Work to complete: Locate and copy each line in the data that contains the word "upper".

Material for this exercise:

------------

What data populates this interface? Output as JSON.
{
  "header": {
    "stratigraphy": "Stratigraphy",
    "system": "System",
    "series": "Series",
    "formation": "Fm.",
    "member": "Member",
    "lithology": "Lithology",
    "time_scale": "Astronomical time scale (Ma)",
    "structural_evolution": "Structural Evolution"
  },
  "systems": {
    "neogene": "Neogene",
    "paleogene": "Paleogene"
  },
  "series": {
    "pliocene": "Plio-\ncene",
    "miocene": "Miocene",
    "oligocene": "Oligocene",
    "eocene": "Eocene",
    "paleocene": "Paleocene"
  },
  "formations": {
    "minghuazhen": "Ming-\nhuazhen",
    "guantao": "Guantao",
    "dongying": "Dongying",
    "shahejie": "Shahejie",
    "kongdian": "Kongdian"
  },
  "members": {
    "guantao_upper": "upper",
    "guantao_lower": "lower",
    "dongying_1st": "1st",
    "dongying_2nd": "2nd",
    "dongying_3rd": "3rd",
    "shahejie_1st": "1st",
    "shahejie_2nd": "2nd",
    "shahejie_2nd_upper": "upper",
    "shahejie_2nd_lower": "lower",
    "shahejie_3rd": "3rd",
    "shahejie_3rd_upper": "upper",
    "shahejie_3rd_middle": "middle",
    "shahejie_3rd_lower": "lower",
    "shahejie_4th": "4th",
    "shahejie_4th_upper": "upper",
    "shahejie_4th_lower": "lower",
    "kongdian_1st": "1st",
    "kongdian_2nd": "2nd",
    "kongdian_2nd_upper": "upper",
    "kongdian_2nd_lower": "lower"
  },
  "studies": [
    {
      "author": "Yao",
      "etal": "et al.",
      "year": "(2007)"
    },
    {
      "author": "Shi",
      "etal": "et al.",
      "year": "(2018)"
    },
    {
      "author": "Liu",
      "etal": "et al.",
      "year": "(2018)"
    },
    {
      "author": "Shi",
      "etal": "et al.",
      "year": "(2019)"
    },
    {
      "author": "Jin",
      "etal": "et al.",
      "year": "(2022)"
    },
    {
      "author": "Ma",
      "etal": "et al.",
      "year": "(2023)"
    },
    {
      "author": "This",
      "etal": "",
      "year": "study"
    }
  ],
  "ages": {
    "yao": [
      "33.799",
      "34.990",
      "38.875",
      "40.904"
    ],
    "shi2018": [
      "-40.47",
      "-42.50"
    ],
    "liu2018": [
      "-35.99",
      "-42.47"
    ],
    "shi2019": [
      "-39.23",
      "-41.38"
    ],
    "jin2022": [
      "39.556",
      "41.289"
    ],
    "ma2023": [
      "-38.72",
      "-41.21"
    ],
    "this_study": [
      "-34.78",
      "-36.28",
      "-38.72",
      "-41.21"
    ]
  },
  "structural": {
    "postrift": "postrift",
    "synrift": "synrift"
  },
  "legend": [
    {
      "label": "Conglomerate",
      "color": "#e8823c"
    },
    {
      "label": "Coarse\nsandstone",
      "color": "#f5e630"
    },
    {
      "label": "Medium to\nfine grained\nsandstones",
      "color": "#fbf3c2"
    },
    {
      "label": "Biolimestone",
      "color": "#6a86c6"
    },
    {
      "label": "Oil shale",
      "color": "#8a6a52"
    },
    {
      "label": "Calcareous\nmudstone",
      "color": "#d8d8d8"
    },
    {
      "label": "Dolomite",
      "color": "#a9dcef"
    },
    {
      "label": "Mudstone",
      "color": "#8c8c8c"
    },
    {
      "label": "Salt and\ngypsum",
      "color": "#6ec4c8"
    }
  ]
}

------------

Finished exercise:
    "guantao_upper": "upper",
    "shahejie_2nd_upper": "upper",
    "shahejie_3rd_upper": "upper",
    "shahejie_4th_upper": "upper",
    "kongdian_2nd_upper": "upper",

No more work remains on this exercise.